-- start of Material shown --

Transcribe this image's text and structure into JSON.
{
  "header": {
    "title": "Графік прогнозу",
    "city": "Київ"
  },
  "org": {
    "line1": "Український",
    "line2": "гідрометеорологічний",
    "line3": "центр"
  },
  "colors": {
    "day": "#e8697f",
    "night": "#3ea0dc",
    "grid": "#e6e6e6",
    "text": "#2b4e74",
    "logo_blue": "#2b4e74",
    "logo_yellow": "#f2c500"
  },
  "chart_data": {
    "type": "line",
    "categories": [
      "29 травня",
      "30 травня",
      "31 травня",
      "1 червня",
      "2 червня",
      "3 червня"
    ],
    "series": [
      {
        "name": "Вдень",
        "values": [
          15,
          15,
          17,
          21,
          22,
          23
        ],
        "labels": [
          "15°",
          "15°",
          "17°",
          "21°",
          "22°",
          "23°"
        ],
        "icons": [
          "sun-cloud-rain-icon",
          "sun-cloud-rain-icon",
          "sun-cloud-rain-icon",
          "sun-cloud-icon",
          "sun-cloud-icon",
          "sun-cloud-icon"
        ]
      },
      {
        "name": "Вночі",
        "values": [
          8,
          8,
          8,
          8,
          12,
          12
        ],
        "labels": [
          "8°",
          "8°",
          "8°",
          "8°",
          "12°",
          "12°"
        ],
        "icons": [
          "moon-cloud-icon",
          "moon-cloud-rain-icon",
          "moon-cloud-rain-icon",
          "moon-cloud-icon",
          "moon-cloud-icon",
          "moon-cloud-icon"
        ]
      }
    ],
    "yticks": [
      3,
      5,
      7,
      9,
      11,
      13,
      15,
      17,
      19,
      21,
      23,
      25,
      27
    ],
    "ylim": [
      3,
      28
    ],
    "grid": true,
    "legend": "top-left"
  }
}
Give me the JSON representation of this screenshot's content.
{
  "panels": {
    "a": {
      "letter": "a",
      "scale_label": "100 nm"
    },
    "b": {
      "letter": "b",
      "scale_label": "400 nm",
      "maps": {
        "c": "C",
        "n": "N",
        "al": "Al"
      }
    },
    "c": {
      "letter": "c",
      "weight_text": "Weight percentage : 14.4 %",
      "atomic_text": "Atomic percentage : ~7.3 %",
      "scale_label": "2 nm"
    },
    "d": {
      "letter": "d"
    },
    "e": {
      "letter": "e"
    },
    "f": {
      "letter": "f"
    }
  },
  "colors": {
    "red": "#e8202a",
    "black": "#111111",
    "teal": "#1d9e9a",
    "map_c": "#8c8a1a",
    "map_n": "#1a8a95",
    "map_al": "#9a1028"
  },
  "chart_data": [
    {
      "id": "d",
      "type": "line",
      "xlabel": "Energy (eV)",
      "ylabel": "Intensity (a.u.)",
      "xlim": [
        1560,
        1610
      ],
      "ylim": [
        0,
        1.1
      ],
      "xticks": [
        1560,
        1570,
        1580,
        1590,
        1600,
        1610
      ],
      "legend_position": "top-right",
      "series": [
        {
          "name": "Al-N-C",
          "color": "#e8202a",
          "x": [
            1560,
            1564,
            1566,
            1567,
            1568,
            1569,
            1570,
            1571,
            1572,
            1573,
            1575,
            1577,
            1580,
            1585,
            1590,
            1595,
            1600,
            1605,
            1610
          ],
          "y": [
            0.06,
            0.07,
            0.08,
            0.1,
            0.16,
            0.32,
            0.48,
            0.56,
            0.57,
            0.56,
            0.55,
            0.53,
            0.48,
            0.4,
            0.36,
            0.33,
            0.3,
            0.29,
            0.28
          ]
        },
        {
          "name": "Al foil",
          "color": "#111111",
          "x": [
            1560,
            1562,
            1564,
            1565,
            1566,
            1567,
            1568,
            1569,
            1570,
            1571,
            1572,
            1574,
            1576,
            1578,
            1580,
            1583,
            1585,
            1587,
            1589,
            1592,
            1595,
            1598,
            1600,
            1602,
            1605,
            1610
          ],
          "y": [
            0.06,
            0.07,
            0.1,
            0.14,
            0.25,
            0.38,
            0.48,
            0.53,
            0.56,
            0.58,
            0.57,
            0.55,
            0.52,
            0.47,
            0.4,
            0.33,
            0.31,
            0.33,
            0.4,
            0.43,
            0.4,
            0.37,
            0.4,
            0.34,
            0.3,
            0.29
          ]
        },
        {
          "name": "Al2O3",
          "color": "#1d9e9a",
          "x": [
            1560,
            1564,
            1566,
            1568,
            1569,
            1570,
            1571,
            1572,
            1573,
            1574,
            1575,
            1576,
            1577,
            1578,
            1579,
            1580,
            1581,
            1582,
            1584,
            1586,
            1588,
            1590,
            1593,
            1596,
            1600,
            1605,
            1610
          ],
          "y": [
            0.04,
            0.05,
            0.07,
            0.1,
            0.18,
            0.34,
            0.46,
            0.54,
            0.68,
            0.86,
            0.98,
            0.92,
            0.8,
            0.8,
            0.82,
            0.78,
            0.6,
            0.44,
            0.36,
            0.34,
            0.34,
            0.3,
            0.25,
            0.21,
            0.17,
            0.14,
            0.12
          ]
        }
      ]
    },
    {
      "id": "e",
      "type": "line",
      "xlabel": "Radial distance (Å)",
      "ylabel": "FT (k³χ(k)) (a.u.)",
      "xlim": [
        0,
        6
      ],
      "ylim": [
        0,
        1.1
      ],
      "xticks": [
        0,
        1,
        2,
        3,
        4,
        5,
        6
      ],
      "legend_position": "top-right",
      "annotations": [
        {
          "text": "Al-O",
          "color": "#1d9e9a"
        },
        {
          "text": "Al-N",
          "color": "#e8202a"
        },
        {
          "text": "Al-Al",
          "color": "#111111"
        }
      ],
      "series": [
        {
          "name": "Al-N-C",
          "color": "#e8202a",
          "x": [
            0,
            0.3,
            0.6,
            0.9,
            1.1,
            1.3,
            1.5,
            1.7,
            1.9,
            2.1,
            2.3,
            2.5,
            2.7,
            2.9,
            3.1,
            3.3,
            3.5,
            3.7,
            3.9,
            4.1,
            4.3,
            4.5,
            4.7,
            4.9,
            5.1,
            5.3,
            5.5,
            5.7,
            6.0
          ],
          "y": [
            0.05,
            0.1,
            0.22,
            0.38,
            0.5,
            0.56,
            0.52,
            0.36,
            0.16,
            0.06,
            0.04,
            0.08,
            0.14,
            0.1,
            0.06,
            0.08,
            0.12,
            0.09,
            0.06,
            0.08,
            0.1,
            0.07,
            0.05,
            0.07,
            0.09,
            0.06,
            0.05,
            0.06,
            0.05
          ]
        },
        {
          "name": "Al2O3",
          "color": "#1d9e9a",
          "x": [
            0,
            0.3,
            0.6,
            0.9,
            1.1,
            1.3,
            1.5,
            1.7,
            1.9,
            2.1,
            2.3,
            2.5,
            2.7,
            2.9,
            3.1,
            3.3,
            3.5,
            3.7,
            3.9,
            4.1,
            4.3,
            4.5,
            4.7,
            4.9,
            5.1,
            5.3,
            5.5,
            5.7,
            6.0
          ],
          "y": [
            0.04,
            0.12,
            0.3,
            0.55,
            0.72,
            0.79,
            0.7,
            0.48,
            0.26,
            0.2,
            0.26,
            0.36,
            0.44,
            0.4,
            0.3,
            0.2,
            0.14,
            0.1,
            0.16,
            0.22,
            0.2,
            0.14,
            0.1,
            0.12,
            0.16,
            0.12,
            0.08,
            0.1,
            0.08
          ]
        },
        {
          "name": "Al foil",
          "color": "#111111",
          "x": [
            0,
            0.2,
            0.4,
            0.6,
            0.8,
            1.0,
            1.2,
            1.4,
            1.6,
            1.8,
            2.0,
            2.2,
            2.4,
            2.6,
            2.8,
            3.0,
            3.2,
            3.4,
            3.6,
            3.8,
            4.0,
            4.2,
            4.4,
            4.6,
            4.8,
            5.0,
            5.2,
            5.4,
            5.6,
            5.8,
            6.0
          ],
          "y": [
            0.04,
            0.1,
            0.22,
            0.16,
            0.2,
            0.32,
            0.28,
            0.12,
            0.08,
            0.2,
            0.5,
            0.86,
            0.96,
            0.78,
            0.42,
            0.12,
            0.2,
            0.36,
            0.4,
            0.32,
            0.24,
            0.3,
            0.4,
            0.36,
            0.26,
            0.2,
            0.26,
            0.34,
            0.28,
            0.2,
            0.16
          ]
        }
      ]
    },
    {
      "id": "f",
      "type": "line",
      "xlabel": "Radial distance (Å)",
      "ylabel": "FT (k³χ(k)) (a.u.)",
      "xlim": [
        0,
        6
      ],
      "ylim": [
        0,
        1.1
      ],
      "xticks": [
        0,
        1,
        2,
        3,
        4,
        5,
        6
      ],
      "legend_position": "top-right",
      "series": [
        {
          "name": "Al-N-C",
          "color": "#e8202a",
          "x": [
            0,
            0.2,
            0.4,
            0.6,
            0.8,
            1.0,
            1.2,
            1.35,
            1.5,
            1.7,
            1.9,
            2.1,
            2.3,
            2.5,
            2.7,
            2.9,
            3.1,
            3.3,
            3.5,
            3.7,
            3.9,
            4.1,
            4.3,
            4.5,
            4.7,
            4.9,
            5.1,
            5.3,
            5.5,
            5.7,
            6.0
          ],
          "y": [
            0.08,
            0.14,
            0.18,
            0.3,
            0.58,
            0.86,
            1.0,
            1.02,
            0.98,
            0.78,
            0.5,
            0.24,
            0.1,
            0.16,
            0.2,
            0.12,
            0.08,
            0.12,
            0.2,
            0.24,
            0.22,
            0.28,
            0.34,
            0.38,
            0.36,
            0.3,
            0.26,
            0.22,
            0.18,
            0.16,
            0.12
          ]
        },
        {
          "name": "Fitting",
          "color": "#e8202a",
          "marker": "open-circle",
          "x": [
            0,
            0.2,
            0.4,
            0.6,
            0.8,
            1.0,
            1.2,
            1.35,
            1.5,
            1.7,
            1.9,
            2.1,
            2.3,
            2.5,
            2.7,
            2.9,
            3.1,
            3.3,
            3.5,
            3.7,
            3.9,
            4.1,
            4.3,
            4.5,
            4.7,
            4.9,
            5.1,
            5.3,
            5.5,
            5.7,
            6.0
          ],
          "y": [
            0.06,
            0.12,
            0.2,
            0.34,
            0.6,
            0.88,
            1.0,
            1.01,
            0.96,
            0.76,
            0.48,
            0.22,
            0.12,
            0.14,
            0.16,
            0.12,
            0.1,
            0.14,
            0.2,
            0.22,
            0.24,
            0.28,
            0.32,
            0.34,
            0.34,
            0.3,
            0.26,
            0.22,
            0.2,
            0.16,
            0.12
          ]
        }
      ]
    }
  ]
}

-- end of Material shown --

_Directions_.
Copy and report every line where the word "letter" is present.

_Full output_.
      "letter": "a",
      "letter": "b",
      "letter": "c",
      "letter": "d"
      "letter": "e"
      "letter": "f"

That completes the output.